Items listed in a dataset
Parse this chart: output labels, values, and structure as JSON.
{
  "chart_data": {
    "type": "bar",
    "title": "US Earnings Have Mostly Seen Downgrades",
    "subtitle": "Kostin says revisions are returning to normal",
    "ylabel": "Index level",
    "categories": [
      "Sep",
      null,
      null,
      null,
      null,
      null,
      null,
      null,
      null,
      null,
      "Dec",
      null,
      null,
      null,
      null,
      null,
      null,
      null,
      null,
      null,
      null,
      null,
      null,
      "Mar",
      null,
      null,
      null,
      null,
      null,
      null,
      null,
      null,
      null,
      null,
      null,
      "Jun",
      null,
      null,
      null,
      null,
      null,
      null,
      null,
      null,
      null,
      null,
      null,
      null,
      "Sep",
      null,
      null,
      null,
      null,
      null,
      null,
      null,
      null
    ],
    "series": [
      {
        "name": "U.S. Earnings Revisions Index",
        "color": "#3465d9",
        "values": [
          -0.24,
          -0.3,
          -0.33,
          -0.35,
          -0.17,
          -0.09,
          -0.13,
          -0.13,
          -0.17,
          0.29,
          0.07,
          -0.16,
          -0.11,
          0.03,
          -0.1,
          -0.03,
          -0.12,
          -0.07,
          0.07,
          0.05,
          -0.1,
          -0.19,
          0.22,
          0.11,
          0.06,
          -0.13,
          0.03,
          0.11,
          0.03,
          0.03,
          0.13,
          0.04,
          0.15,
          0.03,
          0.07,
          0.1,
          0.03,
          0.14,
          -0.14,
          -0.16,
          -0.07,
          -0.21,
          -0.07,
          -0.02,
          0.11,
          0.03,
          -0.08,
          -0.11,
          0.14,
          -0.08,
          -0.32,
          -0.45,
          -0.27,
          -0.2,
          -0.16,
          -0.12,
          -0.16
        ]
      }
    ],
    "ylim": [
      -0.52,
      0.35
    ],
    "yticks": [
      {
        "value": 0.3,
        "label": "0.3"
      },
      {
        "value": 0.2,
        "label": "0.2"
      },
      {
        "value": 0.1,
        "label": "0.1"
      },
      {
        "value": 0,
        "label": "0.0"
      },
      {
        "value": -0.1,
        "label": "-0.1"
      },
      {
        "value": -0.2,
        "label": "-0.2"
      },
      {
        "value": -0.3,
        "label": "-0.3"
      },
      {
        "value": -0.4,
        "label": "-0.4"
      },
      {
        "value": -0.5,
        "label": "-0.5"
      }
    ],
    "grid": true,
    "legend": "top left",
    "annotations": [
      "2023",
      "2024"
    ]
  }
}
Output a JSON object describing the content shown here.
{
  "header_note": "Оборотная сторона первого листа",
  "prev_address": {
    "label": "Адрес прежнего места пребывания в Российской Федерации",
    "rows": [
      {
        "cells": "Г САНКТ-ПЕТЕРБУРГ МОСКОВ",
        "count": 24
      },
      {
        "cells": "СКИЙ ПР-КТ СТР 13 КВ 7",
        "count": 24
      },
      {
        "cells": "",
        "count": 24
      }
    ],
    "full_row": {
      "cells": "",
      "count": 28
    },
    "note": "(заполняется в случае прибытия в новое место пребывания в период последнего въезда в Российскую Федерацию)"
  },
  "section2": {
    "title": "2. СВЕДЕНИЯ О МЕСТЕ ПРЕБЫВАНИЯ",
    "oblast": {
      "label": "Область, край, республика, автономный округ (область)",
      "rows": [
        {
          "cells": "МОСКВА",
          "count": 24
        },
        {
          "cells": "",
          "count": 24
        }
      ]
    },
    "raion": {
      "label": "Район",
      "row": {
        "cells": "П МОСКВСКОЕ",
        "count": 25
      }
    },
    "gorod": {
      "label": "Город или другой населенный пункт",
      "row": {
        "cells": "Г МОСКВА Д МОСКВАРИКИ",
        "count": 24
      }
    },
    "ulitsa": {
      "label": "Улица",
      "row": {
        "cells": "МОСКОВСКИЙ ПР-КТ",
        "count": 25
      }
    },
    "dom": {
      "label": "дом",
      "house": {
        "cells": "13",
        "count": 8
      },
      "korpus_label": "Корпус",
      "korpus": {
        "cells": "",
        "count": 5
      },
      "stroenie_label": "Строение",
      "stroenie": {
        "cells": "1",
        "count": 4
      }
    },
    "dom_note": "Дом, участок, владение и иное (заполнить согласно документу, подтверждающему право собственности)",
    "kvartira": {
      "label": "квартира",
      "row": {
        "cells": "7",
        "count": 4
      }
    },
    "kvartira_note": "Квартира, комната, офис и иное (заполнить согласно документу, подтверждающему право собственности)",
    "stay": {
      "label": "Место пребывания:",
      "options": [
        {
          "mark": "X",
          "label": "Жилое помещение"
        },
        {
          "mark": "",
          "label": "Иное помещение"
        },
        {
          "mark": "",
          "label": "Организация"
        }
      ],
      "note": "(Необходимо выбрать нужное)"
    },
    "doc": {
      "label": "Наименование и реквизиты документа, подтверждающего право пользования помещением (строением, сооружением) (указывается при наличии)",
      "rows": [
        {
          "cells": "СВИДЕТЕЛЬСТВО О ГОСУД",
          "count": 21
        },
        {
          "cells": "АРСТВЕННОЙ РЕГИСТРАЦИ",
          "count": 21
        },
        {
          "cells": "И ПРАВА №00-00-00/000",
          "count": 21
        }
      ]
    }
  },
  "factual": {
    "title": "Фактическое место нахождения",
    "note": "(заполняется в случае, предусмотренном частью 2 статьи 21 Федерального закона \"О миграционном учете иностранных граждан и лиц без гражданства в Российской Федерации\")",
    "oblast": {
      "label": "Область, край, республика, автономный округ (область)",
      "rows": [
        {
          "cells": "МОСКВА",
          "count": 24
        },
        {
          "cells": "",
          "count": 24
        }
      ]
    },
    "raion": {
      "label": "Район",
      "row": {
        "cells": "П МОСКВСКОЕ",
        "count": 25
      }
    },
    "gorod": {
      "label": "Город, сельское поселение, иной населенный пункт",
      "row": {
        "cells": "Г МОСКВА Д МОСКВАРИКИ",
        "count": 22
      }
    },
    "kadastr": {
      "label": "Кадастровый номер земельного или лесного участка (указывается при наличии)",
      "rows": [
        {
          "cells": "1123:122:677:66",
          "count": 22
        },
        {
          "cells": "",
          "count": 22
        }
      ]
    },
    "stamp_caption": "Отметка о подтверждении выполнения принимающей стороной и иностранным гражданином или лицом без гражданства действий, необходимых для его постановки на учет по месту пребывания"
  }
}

What is required >> Extract all lines from the data in which "документу" is found.

Complete answer >>
    "dom_note": "Дом, участок, владение и иное (заполнить согласно документу, подтверждающему право собственности)",
    "kvartira_note": "Квартира, комната, офис и иное (заполнить согласно документу, подтверждающему право собственности)",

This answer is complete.